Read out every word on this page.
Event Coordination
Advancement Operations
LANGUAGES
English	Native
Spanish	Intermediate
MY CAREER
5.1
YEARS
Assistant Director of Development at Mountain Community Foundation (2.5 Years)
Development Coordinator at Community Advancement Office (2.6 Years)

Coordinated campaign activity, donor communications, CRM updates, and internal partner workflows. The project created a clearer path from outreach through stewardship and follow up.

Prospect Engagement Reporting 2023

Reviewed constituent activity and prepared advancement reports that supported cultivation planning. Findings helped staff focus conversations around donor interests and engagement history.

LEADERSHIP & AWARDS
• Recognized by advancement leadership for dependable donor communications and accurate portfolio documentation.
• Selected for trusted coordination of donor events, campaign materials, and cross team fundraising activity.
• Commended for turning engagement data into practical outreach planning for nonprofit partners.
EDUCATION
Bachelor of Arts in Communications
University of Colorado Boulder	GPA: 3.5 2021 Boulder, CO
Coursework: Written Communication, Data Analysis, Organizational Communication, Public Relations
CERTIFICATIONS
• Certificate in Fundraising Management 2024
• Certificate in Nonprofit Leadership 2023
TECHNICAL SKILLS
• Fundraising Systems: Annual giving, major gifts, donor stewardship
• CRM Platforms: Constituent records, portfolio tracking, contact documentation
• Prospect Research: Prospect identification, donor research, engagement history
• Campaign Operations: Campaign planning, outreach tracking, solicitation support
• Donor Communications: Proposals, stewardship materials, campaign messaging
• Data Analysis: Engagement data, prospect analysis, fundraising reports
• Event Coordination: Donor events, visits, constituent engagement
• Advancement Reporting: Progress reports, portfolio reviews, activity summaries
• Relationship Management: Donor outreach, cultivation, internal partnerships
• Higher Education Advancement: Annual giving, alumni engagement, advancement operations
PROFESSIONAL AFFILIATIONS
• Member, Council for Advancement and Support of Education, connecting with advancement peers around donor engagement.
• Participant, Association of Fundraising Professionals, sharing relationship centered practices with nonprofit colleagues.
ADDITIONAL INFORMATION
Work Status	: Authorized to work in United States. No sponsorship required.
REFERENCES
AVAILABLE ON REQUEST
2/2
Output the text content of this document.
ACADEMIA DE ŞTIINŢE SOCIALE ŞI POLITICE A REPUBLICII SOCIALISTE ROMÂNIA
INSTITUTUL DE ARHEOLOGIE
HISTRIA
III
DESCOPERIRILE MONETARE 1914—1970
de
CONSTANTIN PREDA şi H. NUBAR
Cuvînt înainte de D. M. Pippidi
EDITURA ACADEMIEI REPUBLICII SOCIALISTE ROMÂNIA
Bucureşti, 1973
_ _ _ _ _ _ _
• _DIRECTION_
Exactly reproduce the lines that run from the line with "Output the text content of this document." through the last line of the records, inclusive.

• _EXERCISE OUTPUT_
Output the text content of this document.
ACADEMIA DE ŞTIINŢE SOCIALE ŞI POLITICE A REPUBLICII SOCIALISTE ROMÂNIA
INSTITUTUL DE ARHEOLOGIE
HISTRIA
III
DESCOPERIRILE MONETARE 1914—1970
de
CONSTANTIN PREDA şi H. NUBAR
Cuvînt înainte de D. M. Pippidi
EDITURA ACADEMIEI REPUBLICII SOCIALISTE ROMÂNIA
Bucureşti, 1973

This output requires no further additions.